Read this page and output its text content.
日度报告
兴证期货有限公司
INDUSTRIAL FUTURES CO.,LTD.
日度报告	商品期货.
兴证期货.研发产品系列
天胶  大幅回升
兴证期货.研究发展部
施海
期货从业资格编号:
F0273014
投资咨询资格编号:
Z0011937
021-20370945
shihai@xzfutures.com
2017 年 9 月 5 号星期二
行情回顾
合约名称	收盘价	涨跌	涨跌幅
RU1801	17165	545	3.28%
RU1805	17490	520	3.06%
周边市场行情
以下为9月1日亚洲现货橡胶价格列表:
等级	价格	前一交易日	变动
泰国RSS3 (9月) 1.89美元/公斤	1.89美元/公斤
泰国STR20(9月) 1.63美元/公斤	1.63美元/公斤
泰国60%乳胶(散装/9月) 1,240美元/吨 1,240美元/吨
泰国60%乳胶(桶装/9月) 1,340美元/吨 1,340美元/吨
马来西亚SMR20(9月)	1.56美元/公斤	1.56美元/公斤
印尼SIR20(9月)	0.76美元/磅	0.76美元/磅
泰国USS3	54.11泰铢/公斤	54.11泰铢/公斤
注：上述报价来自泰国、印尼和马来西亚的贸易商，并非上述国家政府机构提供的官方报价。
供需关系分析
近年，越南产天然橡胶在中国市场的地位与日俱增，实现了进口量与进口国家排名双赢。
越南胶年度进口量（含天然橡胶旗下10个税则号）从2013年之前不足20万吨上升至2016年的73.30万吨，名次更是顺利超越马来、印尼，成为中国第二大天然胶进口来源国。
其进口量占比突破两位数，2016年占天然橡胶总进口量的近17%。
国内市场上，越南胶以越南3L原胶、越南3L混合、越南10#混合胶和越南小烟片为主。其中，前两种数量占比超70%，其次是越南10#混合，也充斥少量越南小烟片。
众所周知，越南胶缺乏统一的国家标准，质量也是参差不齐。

==

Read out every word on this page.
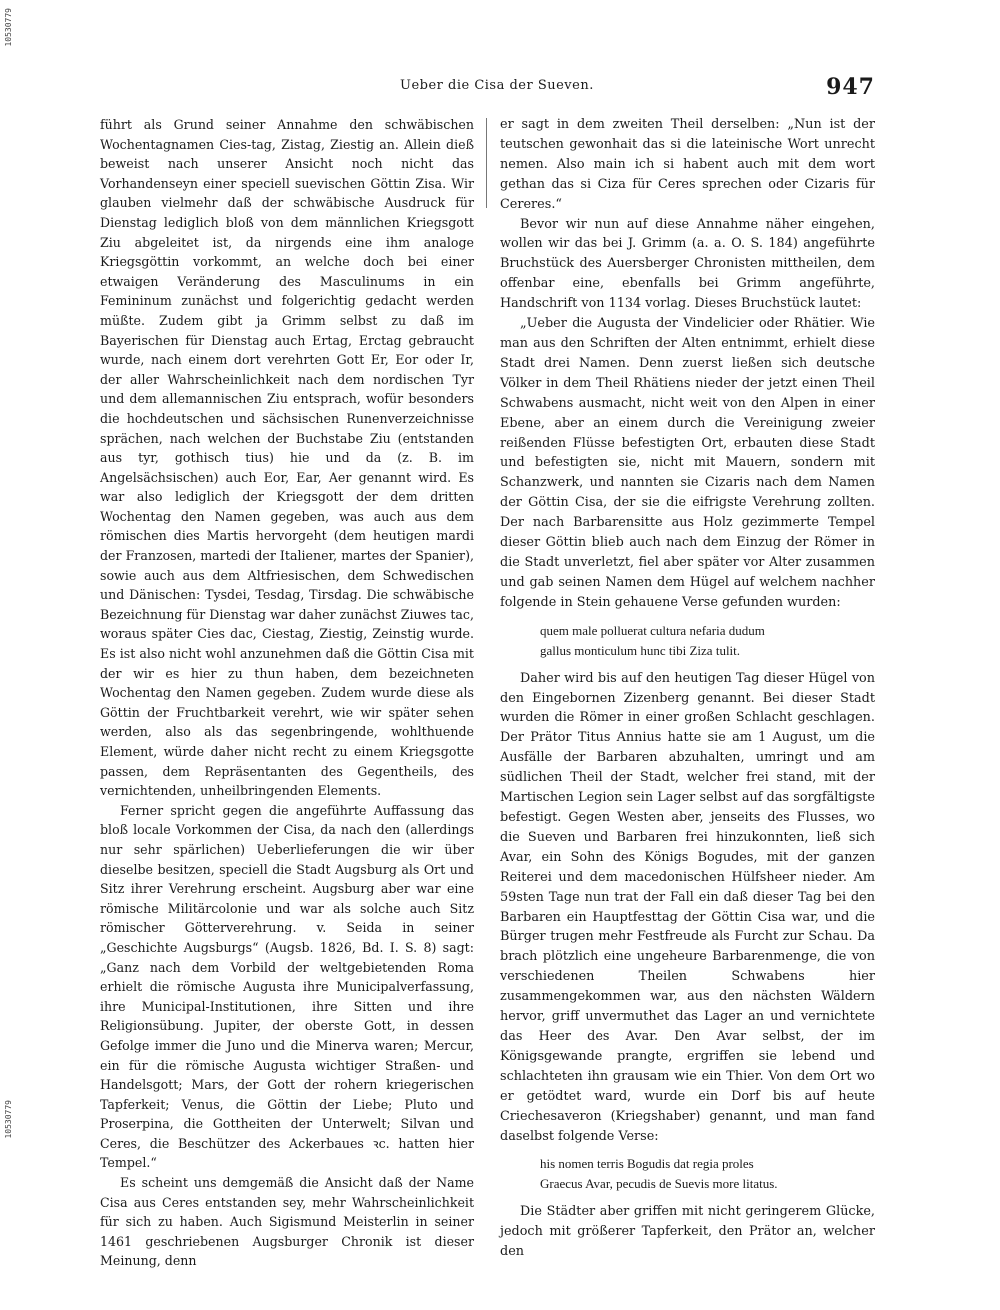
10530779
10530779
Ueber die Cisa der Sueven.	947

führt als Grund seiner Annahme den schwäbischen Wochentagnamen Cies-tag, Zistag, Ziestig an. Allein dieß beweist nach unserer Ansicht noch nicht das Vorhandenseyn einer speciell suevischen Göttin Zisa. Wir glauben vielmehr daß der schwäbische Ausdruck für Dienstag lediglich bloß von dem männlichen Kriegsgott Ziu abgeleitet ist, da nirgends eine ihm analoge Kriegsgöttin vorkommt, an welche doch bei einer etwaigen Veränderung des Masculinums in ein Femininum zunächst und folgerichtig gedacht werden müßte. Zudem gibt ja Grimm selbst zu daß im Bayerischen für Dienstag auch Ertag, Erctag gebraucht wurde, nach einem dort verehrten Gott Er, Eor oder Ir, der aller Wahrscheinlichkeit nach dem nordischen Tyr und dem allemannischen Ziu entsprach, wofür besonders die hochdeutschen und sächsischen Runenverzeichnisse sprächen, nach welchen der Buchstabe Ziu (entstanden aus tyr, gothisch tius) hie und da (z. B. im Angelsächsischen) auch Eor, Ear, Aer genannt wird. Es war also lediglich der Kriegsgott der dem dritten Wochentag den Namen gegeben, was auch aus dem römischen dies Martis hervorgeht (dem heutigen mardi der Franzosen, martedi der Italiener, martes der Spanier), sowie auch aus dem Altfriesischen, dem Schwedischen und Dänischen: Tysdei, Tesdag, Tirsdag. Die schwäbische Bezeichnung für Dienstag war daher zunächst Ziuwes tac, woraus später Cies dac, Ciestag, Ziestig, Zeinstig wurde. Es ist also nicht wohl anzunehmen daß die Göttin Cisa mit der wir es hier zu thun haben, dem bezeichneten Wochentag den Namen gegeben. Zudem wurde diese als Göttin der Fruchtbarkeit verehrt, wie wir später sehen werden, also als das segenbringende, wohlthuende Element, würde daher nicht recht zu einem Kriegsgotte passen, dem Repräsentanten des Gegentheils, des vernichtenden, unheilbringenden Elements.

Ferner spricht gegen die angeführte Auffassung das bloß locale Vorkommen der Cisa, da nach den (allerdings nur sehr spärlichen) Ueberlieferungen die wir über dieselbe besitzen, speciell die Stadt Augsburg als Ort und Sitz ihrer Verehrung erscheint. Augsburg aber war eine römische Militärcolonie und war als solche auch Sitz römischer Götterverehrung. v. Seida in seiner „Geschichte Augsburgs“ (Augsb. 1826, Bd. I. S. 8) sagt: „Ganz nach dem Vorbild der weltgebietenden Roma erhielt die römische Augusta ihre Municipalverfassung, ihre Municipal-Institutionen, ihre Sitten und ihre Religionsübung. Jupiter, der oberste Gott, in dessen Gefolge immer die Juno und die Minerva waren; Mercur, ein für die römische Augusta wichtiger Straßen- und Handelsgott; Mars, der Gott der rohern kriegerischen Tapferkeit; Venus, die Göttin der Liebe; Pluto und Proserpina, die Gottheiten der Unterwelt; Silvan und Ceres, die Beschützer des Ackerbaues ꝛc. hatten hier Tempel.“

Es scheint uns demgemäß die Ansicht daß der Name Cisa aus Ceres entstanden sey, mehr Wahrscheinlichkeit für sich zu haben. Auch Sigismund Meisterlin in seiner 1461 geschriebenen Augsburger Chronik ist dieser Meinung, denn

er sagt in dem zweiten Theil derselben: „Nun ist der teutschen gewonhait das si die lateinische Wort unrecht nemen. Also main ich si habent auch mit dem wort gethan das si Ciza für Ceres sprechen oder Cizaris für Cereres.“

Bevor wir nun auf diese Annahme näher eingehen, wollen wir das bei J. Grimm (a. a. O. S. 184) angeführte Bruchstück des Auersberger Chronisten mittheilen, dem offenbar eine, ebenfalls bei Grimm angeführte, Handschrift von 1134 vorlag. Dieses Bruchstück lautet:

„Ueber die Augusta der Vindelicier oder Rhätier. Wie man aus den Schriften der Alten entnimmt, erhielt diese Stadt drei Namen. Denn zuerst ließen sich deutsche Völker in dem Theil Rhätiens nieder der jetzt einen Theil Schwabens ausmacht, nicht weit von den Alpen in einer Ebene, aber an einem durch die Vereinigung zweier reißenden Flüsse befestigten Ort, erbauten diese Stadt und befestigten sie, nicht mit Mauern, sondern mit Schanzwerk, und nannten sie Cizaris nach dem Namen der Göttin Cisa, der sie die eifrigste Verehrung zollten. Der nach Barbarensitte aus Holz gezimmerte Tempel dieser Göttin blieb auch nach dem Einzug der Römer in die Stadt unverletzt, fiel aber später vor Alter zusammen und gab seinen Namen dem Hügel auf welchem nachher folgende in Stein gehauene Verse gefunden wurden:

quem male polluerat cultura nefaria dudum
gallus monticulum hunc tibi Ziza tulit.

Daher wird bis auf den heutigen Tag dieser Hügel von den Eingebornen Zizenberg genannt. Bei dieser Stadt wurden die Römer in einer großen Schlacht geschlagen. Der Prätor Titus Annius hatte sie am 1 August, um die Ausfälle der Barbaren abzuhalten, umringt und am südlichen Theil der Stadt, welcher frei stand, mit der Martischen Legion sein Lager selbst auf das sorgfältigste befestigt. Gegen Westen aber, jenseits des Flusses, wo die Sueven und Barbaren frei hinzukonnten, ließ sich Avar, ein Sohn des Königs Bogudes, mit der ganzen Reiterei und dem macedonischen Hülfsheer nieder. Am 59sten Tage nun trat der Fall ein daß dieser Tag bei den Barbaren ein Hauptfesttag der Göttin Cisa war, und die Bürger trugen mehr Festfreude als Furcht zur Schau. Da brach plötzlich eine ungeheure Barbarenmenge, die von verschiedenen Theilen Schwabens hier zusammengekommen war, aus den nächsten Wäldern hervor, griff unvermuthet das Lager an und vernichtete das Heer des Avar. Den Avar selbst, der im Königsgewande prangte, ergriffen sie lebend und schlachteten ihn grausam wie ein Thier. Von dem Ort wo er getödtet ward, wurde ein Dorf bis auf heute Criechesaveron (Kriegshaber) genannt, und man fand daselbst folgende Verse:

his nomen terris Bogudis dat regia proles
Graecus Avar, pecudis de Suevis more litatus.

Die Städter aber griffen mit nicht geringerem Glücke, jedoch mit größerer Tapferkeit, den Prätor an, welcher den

● DIRECTIVE
Filter the records above for lines containing the word "Tapferkeit", and copy those lines.

● SOLUTION
Ferner spricht gegen die angeführte Auffassung das bloß locale Vorkommen der Cisa, da nach den (allerdings nur sehr spärlichen) Ueberlieferungen die wir über dieselbe besitzen, speciell die Stadt Augsburg als Ort und Sitz ihrer Verehrung erscheint. Augsburg aber war eine römische Militärcolonie und war als solche auch Sitz römischer Götterverehrung. v. Seida in seiner „Geschichte Augsburgs“ (Augsb. 1826, Bd. I. S. 8) sagt: „Ganz nach dem Vorbild der weltgebietenden Roma erhielt die römische Augusta ihre Municipalverfassung, ihre Municipal-Institutionen, ihre Sitten und ihre Religionsübung. Jupiter, der oberste Gott, in dessen Gefolge immer die Juno und die Minerva waren; Mercur, ein für die römische Augusta wichtiger Straßen- und Handelsgott; Mars, der Gott der rohern kriegerischen Tapferkeit; Venus, die Göttin der Liebe; Pluto und Proserpina, die Gottheiten der Unterwelt; Silvan und Ceres, die Beschützer des Ackerbaues ꝛc. hatten hier Tempel.“
Die Städter aber griffen mit nicht geringerem Glücke, jedoch mit größerer Tapferkeit, den Prätor an, welcher den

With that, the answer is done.